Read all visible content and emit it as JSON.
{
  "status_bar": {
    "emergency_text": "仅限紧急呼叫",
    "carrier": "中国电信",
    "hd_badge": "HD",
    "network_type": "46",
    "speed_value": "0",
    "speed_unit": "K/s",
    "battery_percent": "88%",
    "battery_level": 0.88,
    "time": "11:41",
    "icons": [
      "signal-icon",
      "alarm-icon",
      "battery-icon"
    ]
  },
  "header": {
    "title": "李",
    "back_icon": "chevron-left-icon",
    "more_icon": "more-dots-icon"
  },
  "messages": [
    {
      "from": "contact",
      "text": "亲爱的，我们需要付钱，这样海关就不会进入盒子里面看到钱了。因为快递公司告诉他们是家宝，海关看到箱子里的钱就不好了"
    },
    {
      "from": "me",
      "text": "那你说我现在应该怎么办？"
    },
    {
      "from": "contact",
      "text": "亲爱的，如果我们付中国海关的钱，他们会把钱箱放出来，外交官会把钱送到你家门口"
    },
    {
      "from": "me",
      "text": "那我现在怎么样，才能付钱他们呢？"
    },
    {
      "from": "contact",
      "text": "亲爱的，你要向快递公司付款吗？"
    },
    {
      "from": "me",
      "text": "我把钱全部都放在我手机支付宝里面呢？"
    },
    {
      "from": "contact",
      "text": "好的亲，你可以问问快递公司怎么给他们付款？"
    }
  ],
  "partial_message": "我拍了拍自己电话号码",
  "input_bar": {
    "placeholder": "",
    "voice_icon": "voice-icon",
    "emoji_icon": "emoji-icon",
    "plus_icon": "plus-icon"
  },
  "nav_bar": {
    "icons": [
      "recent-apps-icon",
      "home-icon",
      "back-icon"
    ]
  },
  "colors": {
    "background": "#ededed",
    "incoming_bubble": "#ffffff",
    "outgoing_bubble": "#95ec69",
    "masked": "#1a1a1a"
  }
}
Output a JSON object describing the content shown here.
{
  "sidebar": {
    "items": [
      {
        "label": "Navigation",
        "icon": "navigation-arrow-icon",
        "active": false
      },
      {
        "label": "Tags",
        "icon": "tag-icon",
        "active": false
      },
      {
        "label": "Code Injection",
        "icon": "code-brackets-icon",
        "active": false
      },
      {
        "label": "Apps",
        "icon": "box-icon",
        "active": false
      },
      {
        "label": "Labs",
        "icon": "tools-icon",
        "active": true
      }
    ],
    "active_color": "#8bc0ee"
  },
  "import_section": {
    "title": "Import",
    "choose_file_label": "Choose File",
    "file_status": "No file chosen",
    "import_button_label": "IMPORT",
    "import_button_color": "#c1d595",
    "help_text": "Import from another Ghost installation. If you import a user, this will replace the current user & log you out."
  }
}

== PROBLEM DETAILS ==
Set down the material above again, word for word.

== COMPLETE ANSWER ==
Read all visible content and emit it as JSON.
{
  "status_bar": {
    "emergency_text": "仅限紧急呼叫",
    "carrier": "中国电信",
    "hd_badge": "HD",
    "network_type": "46",
    "speed_value": "0",
    "speed_unit": "K/s",
    "battery_percent": "88%",
    "battery_level": 0.88,
    "time": "11:41",
    "icons": [
      "signal-icon",
      "alarm-icon",
      "battery-icon"
    ]
  },
  "header": {
    "title": "李",
    "back_icon": "chevron-left-icon",
    "more_icon": "more-dots-icon"
  },
  "messages": [
    {
      "from": "contact",
      "text": "亲爱的，我们需要付钱，这样海关就不会进入盒子里面看到钱了。因为快递公司告诉他们是家宝，海关看到箱子里的钱就不好了"
    },
    {
      "from": "me",
      "text": "那你说我现在应该怎么办？"
    },
    {
      "from": "contact",
      "text": "亲爱的，如果我们付中国海关的钱，他们会把钱箱放出来，外交官会把钱送到你家门口"
    },
    {
      "from": "me",
      "text": "那我现在怎么样，才能付钱他们呢？"
    },
    {
      "from": "contact",
      "text": "亲爱的，你要向快递公司付款吗？"
    },
    {
      "from": "me",
      "text": "我把钱全部都放在我手机支付宝里面呢？"
    },
    {
      "from": "contact",
      "text": "好的亲，你可以问问快递公司怎么给他们付款？"
    }
  ],
  "partial_message": "我拍了拍自己电话号码",
  "input_bar": {
    "placeholder": "",
    "voice_icon": "voice-icon",
    "emoji_icon": "emoji-icon",
    "plus_icon": "plus-icon"
  },
  "nav_bar": {
    "icons": [
      "recent-apps-icon",
      "home-icon",
      "back-icon"
    ]
  },
  "colors": {
    "background": "#ededed",
    "incoming_bubble": "#ffffff",
    "outgoing_bubble": "#95ec69",
    "masked": "#1a1a1a"
  }
}
Output a JSON object describing the content shown here.
{
  "sidebar": {
    "items": [
      {
        "label": "Navigation",
        "icon": "navigation-arrow-icon",
        "active": false
      },
      {
        "label": "Tags",
        "icon": "tag-icon",
        "active": false
      },
      {
        "label": "Code Injection",
        "icon": "code-brackets-icon",
        "active": false
      },
      {
        "label": "Apps",
        "icon": "box-icon",
        "active": false
      },
      {
        "label": "Labs",
        "icon": "tools-icon",
        "active": true
      }
    ],
    "active_color": "#8bc0ee"
  },
  "import_section": {
    "title": "Import",
    "choose_file_label": "Choose File",
    "file_status": "No file chosen",
    "import_button_label": "IMPORT",
    "import_button_color": "#c1d595",
    "help_text": "Import from another Ghost installation. If you import a user, this will replace the current user & log you out."
  }
}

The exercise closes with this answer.